### WHAT YOU WILL DO
Extract the complete listing and output it unchanged.
begin ROWS
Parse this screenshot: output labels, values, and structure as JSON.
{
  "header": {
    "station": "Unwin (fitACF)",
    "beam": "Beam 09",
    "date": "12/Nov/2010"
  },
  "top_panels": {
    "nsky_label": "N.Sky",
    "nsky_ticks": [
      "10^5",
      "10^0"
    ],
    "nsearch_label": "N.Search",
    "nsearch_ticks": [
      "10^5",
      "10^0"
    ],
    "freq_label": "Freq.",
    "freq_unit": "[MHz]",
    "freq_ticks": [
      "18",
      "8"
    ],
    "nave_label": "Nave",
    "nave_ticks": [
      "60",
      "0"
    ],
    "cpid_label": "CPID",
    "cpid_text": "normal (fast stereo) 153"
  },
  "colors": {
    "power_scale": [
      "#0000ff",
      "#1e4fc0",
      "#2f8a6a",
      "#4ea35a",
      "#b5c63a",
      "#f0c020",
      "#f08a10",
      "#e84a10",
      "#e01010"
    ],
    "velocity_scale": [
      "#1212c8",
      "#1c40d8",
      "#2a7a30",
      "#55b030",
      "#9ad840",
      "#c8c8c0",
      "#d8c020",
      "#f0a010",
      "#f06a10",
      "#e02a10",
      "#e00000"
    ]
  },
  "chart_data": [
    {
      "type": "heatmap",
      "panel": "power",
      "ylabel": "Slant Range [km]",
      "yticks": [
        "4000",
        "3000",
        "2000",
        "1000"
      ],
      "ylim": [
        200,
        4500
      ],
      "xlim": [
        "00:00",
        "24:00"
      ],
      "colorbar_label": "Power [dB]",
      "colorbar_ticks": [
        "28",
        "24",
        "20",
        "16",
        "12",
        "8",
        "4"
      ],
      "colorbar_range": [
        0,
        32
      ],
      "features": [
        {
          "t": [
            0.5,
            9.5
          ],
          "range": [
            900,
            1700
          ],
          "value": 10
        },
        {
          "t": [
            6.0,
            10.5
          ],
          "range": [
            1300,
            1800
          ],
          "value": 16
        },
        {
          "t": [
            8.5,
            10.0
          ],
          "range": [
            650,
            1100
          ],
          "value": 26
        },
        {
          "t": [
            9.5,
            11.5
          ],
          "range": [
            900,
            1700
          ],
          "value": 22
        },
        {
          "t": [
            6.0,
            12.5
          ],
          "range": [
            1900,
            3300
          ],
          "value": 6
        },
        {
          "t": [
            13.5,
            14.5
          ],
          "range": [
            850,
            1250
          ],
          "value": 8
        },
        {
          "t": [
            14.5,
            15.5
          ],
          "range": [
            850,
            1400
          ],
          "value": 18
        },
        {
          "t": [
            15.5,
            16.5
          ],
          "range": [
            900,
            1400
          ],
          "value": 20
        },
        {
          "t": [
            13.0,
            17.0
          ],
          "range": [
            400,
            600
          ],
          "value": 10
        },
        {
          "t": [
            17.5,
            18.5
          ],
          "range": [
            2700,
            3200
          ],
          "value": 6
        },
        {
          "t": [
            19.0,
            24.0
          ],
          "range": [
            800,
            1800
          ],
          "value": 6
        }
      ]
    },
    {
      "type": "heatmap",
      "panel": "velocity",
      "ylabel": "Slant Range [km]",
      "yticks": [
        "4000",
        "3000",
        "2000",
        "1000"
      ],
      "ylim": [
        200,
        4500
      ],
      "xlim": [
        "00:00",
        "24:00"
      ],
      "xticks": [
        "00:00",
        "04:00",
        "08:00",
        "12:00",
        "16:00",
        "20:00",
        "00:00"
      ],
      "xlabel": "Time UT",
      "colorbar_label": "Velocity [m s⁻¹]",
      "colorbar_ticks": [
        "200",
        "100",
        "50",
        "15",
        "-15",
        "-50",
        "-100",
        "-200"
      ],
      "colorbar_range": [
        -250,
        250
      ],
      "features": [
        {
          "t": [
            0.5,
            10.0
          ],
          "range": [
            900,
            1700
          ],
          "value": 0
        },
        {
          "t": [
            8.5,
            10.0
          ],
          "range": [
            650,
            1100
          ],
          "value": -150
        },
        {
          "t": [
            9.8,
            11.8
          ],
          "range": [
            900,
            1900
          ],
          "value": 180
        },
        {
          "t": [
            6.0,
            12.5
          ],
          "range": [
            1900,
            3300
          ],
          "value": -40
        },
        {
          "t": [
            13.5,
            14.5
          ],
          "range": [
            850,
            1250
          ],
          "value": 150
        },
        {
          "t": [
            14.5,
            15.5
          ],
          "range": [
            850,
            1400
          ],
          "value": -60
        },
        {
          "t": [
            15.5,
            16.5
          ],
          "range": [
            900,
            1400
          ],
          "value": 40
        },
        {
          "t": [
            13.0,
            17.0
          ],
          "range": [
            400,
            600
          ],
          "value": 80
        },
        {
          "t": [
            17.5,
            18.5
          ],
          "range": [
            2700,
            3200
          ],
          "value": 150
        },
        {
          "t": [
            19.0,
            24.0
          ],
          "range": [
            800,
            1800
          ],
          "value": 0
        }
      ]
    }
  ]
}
end ROWS
### EXERCISE ANSWER
Parse this screenshot: output labels, values, and structure as JSON.
{
  "header": {
    "station": "Unwin (fitACF)",
    "beam": "Beam 09",
    "date": "12/Nov/2010"
  },
  "top_panels": {
    "nsky_label": "N.Sky",
    "nsky_ticks": [
      "10^5",
      "10^0"
    ],
    "nsearch_label": "N.Search",
    "nsearch_ticks": [
      "10^5",
      "10^0"
    ],
    "freq_label": "Freq.",
    "freq_unit": "[MHz]",
    "freq_ticks": [
      "18",
      "8"
    ],
    "nave_label": "Nave",
    "nave_ticks": [
      "60",
      "0"
    ],
    "cpid_label": "CPID",
    "cpid_text": "normal (fast stereo) 153"
  },
  "colors": {
    "power_scale": [
      "#0000ff",
      "#1e4fc0",
      "#2f8a6a",
      "#4ea35a",
      "#b5c63a",
      "#f0c020",
      "#f08a10",
      "#e84a10",
      "#e01010"
    ],
    "velocity_scale": [
      "#1212c8",
      "#1c40d8",
      "#2a7a30",
      "#55b030",
      "#9ad840",
      "#c8c8c0",
      "#d8c020",
      "#f0a010",
      "#f06a10",
      "#e02a10",
      "#e00000"
    ]
  },
  "chart_data": [
    {
      "type": "heatmap",
      "panel": "power",
      "ylabel": "Slant Range [km]",
      "yticks": [
        "4000",
        "3000",
        "2000",
        "1000"
      ],
      "ylim": [
        200,
        4500
      ],
      "xlim": [
        "00:00",
        "24:00"
      ],
      "colorbar_label": "Power [dB]",
      "colorbar_ticks": [
        "28",
        "24",
        "20",
        "16",
        "12",
        "8",
        "4"
      ],
      "colorbar_range": [
        0,
        32
      ],
      "features": [
        {
          "t": [
            0.5,
            9.5
          ],
          "range": [
            900,
            1700
          ],
          "value": 10
        },
        {
          "t": [
            6.0,
            10.5
          ],
          "range": [
            1300,
            1800
          ],
          "value": 16
        },
        {
          "t": [
            8.5,
            10.0
          ],
          "range": [
            650,
            1100
          ],
          "value": 26
        },
        {
          "t": [
            9.5,
            11.5
          ],
          "range": [
            900,
            1700
          ],
          "value": 22
        },
        {
          "t": [
            6.0,
            12.5
          ],
          "range": [
            1900,
            3300
          ],
          "value": 6
        },
        {
          "t": [
            13.5,
            14.5
          ],
          "range": [
            850,
            1250
          ],
          "value": 8
        },
        {
          "t": [
            14.5,
            15.5
          ],
          "range": [
            850,
            1400
          ],
          "value": 18
        },
        {
          "t": [
            15.5,
            16.5
          ],
          "range": [
            900,
            1400
          ],
          "value": 20
        },
        {
          "t": [
            13.0,
            17.0
          ],
          "range": [
            400,
            600
          ],
          "value": 10
        },
        {
          "t": [
            17.5,
            18.5
          ],
          "range": [
            2700,
            3200
          ],
          "value": 6
        },
        {
          "t": [
            19.0,
            24.0
          ],
          "range": [
            800,
            1800
          ],
          "value": 6
        }
      ]
    },
    {
      "type": "heatmap",
      "panel": "velocity",
      "ylabel": "Slant Range [km]",
      "yticks": [
        "4000",
        "3000",
        "2000",
        "1000"
      ],
      "ylim": [
        200,
        4500
      ],
      "xlim": [
        "00:00",
        "24:00"
      ],
      "xticks": [
        "00:00",
        "04:00",
        "08:00",
        "12:00",
        "16:00",
        "20:00",
        "00:00"
      ],
      "xlabel": "Time UT",
      "colorbar_label": "Velocity [m s⁻¹]",
      "colorbar_ticks": [
        "200",
        "100",
        "50",
        "15",
        "-15",
        "-50",
        "-100",
        "-200"
      ],
      "colorbar_range": [
        -250,
        250
      ],
      "features": [
        {
          "t": [
            0.5,
            10.0
          ],
          "range": [
            900,
            1700
          ],
          "value": 0
        },
        {
          "t": [
            8.5,
            10.0
          ],
          "range": [
            650,
            1100
          ],
          "value": -150
        },
        {
          "t": [
            9.8,
            11.8
          ],
          "range": [
            900,
            1900
          ],
          "value": 180
        },
        {
          "t": [
            6.0,
            12.5
          ],
          "range": [
            1900,
            3300
          ],
          "value": -40
        },
        {
          "t": [
            13.5,
            14.5
          ],
          "range": [
            850,
            1250
          ],
          "value": 150
        },
        {
          "t": [
            14.5,
            15.5
          ],
          "range": [
            850,
            1400
          ],
          "value": -60
        },
        {
          "t": [
            15.5,
            16.5
          ],
          "range": [
            900,
            1400
          ],
          "value": 40
        },
        {
          "t": [
            13.0,
            17.0
          ],
          "range": [
            400,
            600
          ],
          "value": 80
        },
        {
          "t": [
            17.5,
            18.5
          ],
          "range": [
            2700,
            3200
          ],
          "value": 150
        },
        {
          "t": [
            19.0,
            24.0
          ],
          "range": [
            800,
            1800
          ],
          "value": 0
        }
      ]
    }
  ]
}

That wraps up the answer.